Kinepolis Unveils Updated Reopening Plans for Cinemas in Europe and North America

Image courtesy: Kinepolis

With cinemas across the world beginning to open for business once again, Belgium-based exhibitor Kinepolis has released updated reopening plans for its 111 theaters in Europe and North America.

“We wish to emphasise that the health of our moviegoers and staff remains our absolute priority and that we rely on the expert advice of the competent authorities in each country regarding the duration of the closure, as well as the modalities for reopening,” said the exhibitor in a press release. “In all countries, Kinepolis applies a strict safety protocol for visitors and staff, whereby respecting appropriate distances, managing visitor flows and adhering to strict hygiene rules are of utmost importance.”

In Europe, many of Kinepolis’s locations have already opened their doors, albeit with enhanced safety measures in place. On June 1, all 18 Kinepolis locations in the Netherlands reopened with a capacity of 30 people per screen, as mandated by the national government. While those restrictions are scheduled to lift on July 1, the exhibitor notes that the country’s social distancing rules will remain in place at its theaters there.

Document layout detection data:
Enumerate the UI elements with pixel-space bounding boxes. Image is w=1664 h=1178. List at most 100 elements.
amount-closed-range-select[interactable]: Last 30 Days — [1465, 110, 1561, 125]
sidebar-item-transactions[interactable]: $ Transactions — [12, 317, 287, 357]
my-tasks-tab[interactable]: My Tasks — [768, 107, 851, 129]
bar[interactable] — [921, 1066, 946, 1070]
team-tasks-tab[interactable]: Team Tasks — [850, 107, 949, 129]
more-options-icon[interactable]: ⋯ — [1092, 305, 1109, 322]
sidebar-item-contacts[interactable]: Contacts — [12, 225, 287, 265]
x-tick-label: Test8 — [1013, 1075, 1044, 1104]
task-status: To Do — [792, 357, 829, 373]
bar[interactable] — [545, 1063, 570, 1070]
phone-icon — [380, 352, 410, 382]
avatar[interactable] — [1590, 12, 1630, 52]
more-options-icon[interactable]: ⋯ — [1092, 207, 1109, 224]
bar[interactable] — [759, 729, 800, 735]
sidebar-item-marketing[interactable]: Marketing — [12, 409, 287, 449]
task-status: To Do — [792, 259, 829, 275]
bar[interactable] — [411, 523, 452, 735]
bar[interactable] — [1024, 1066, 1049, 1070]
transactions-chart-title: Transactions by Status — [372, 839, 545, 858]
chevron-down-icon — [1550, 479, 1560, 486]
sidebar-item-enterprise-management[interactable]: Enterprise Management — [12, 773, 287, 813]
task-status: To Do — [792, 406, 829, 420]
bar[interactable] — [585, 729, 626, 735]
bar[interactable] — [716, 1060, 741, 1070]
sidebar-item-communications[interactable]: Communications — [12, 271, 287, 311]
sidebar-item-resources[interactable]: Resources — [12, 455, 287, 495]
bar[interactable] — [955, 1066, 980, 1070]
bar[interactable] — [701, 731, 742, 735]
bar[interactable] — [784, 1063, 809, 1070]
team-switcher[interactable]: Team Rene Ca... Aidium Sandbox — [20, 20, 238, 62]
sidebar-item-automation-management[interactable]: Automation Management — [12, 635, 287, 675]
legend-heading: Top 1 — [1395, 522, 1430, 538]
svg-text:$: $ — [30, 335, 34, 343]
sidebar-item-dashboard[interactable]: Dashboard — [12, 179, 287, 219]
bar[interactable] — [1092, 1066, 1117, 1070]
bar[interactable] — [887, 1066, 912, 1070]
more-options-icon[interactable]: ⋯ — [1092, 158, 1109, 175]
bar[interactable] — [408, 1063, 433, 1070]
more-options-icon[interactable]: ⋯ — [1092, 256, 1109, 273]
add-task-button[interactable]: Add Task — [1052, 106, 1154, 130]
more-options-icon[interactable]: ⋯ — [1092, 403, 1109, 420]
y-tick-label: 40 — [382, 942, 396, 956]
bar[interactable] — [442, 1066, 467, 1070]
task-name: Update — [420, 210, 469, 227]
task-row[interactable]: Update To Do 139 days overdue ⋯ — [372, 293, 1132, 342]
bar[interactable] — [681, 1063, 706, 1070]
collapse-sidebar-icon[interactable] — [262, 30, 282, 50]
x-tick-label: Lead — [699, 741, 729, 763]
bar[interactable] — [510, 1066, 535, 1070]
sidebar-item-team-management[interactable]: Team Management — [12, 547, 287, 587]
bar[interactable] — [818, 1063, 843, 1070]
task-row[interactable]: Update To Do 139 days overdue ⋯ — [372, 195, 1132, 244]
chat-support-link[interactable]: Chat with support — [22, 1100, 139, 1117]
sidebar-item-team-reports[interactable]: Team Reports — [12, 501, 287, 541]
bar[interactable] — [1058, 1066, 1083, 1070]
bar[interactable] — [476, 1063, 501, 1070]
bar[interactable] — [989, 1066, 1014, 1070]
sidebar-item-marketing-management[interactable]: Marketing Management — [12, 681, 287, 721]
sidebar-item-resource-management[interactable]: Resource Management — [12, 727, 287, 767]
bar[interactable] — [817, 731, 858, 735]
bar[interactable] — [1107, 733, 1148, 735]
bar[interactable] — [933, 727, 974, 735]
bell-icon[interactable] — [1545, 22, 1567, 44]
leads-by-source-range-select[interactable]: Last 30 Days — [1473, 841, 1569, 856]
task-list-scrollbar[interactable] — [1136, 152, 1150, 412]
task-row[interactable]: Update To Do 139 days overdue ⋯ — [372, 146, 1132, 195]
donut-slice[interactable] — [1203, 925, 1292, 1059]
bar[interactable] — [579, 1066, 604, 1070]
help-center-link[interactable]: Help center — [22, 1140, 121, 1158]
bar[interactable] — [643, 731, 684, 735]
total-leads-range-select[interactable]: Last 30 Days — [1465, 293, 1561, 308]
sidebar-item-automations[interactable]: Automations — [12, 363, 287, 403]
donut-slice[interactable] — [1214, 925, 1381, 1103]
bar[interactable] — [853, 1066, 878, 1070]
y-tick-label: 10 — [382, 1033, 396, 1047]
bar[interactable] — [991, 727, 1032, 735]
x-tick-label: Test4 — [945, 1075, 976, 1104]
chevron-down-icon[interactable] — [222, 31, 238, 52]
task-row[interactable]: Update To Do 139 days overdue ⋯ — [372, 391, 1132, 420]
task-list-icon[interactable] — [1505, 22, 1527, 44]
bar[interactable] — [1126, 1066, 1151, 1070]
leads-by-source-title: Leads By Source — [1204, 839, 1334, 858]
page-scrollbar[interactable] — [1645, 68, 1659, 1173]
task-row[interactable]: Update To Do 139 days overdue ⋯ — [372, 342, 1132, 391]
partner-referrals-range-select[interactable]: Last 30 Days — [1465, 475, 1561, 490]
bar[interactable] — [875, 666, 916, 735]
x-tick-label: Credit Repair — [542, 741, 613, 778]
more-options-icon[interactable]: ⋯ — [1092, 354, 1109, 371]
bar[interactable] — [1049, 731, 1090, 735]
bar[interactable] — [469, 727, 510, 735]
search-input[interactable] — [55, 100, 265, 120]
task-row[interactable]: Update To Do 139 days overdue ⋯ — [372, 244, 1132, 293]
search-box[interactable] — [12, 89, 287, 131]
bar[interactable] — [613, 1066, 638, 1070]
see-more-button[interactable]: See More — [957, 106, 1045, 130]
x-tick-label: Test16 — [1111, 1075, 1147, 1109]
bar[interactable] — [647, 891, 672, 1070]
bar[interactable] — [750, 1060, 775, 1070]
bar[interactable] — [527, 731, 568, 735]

WORK REQUEST 1: Rewrite the Kinepolis reopening article from "With cinemas across" up to and including "and North America.", replacing "exhibitor" with "cinema chain".
WORK REQUEST 2: According to the Kinepolis reopening article, what per-screen capacity limit applied when the Netherlands locations reopened on June 1?
WORK REQUEST 3: Extend the article on Kinepolis's cinema reopening plans, continuing from its final sentence.

TASK ANSWER 1:
With cinemas across the world beginning to open for business once again, Belgium-based cinema chain Kinepolis has released updated reopening plans for its 111 theaters in Europe and North America.

TASK ANSWER 2: 30 people per screen.

TASK ANSWER 3:
The Netherlands reopenings were followed on June 6 by Kinepolis’s single theater in Switzerland; on June 17 by its three theaters in Luxembourg; on June 22 by its 13 theaters in France (with a 50% seating capacity limit) and throughout the month of June at its theaters in Spain, where the final three Kinepolis locations – in Alicante, Granada and Alzira – opened on June 26. Capacity restrictions in Spain are limited to one-third of seats in each auditorium, though that is expected to rise to 50% in the next phase.

In the exhibitor’s home country of Belgium, Kinepolis theaters are slated to reopen on July 1 with a 200-person limit per auditorium, as required by the national government. By August 1, the exhibitor hopes to lift that to 400 people per screen, provided social distancing can continue at that capacity and “if the [Covid-19] situation continues to evolve favourably.”

In North America, Kinepolis kicked off its reopening plans with six Landmark cinemas in Alberta, Canada, which reopened their doors on June 26. They will be followed by Landmark’s remaining six theaters in Alberta as well as all 13 theaters in British Columbia and all three theaters in Saskatchewan, all of which are scheduled to reopen on July 3. The exhibitor’s remaining Canadian locations — in the provinces of Ontario, Manitoba and Yukon — will remain closed until they receive reopening guidelines from local authorities.

In the U.S. – where Kinepolis owns several MJR cinemas in Michigan – theaters in the northern part of the state have already reopened with 25% capacity restrictions in place. They will be followed in early July by theaters in south Michigan, with are expected to reopen with the same capacity restrictions.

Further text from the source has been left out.